• [Task instructions]: Print all of the entries exactly, minus the pictures.

══ Supplied entries ══

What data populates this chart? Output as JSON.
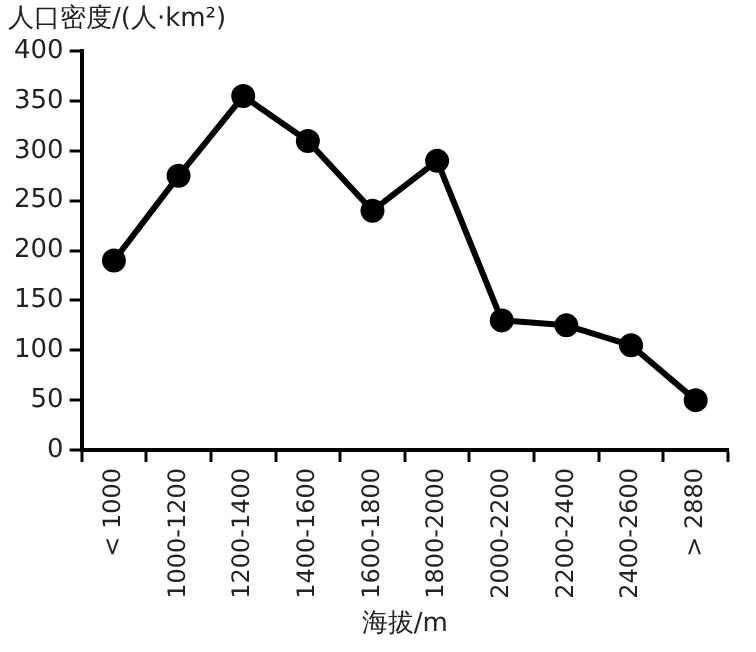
{
  "chart_data": {
    "type": "line",
    "ylabel": "人口密度/(人·km²)",
    "xlabel": "海拔/m",
    "categories": [
      "< 1000",
      "1000-1200",
      "1200-1400",
      "1400-1600",
      "1600-1800",
      "1800-2000",
      "2000-2200",
      "2200-2400",
      "2400-2600",
      "> 2880"
    ],
    "series": [
      {
        "color": "#000000",
        "values": [
          190,
          275,
          355,
          310,
          240,
          290,
          130,
          125,
          105,
          50
        ]
      }
    ],
    "ylim": [
      0,
      400
    ],
    "yticks": [
      0,
      50,
      100,
      150,
      200,
      250,
      300,
      350,
      400
    ],
    "grid": false,
    "legend": false,
    "marker": "circle",
    "line_style": "solid"
  }
}
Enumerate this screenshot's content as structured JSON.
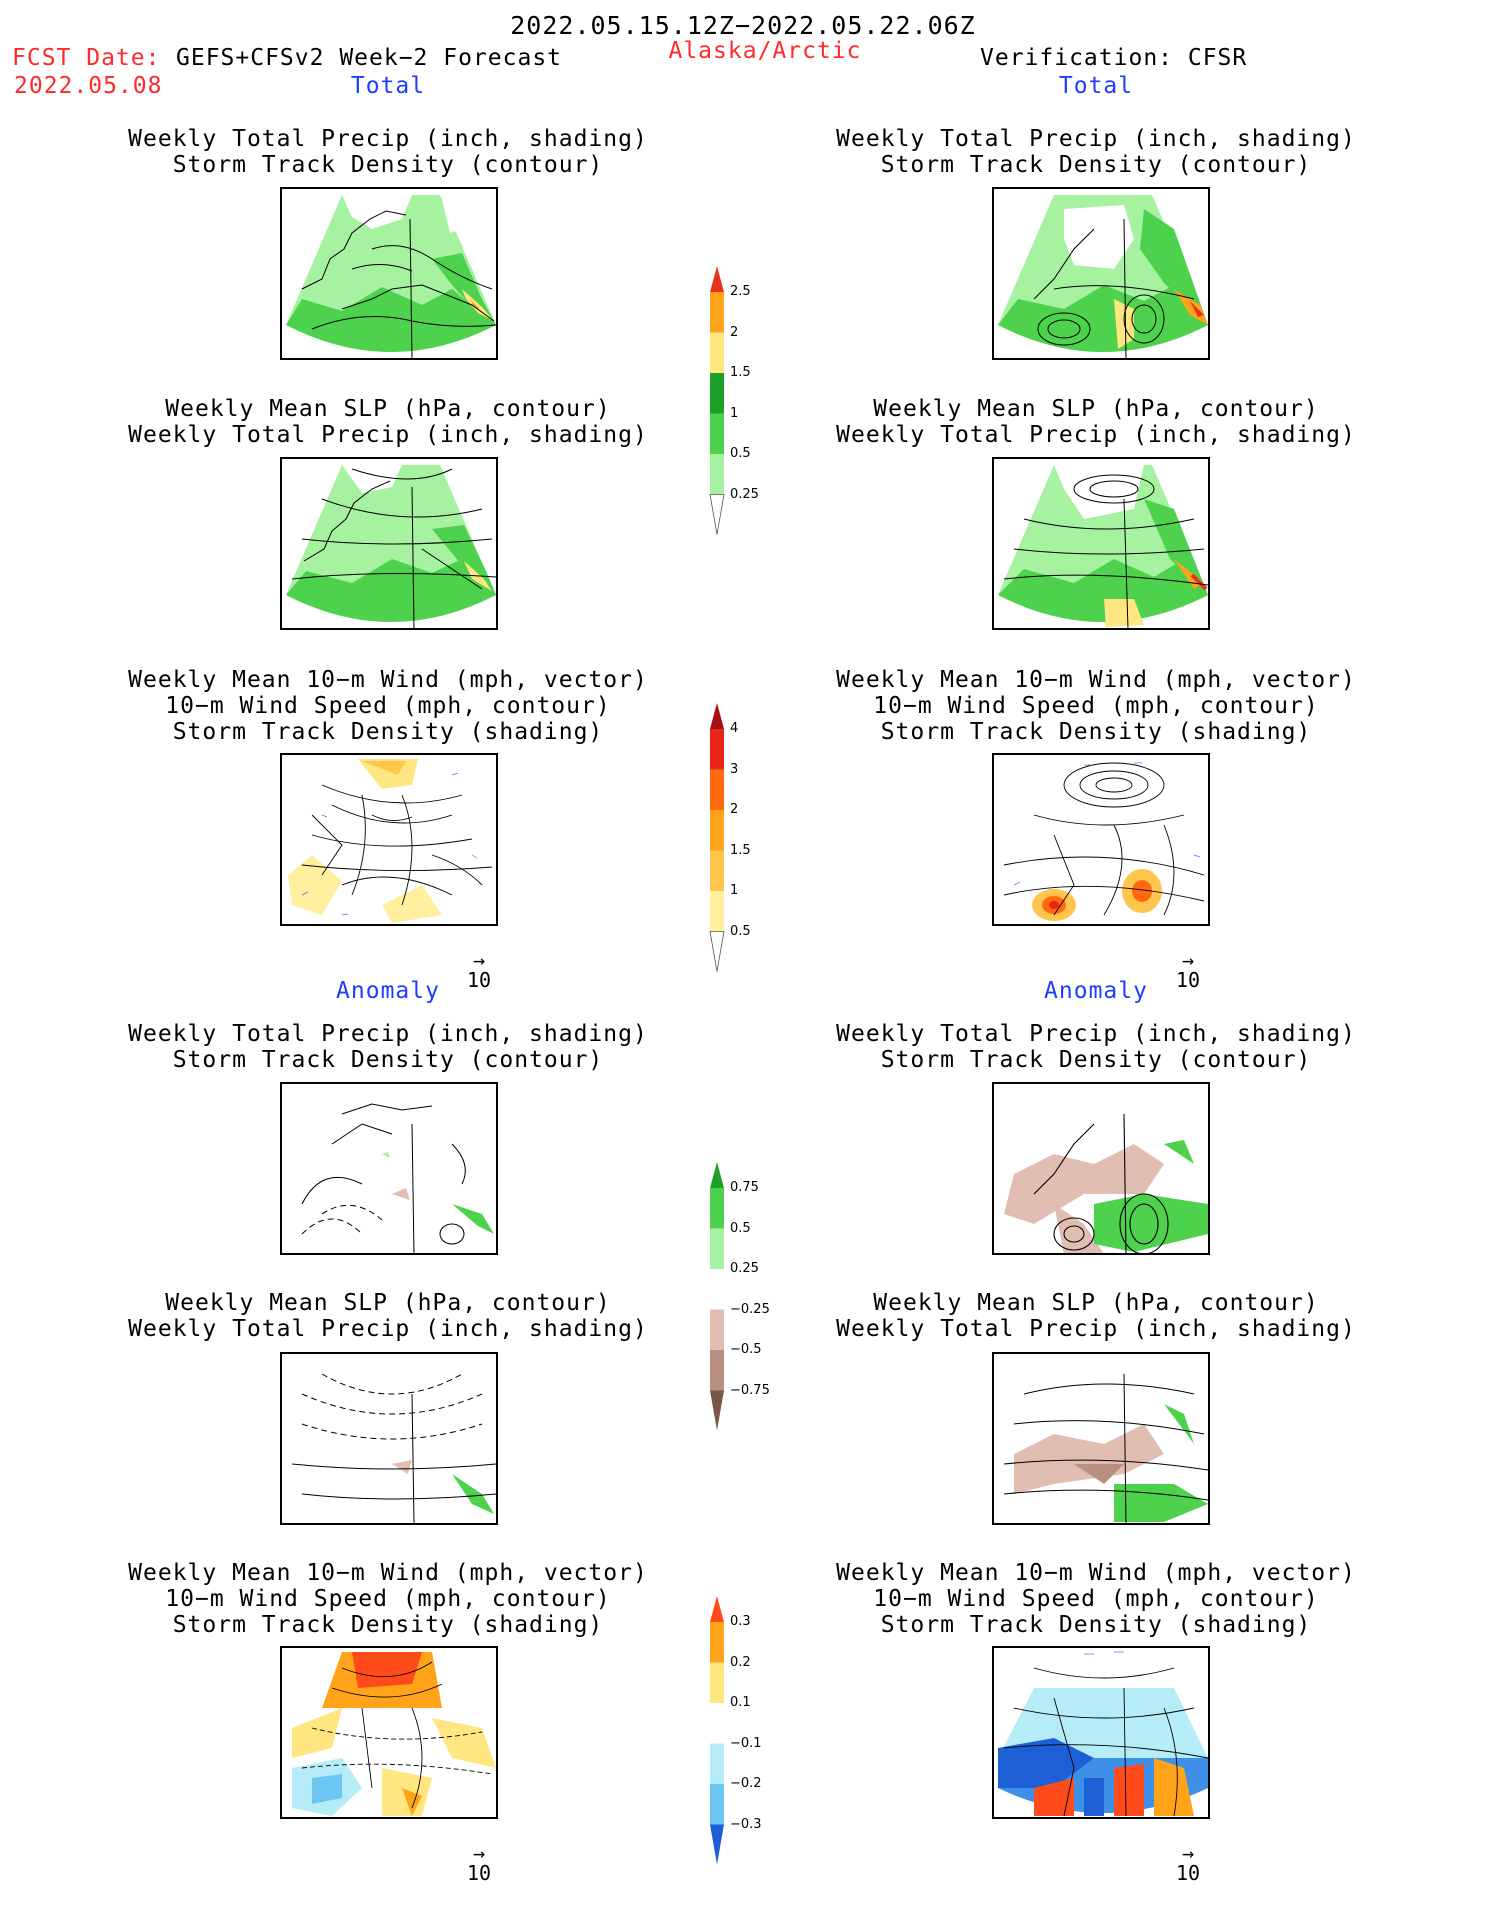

═══

• [Answer to the task]:
What data populates this chart? Output as JSON.
{
  "chart_data": {
    "type": "line",
    "ylabel": "人口密度/(人·km²)",
    "xlabel": "海拔/m",
    "categories": [
      "< 1000",
      "1000-1200",
      "1200-1400",
      "1400-1600",
      "1600-1800",
      "1800-2000",
      "2000-2200",
      "2200-2400",
      "2400-2600",
      "> 2880"
    ],
    "series": [
      {
        "color": "#000000",
        "values": [
          190,
          275,
          355,
          310,
          240,
          290,
          130,
          125,
          105,
          50
        ]
      }
    ],
    "ylim": [
      0,
      400
    ],
    "yticks": [
      0,
      50,
      100,
      150,
      200,
      250,
      300,
      350,
      400
    ],
    "grid": false,
    "legend": false,
    "marker": "circle",
    "line_style": "solid"
  }
}
Enumerate this screenshot's content as structured JSON.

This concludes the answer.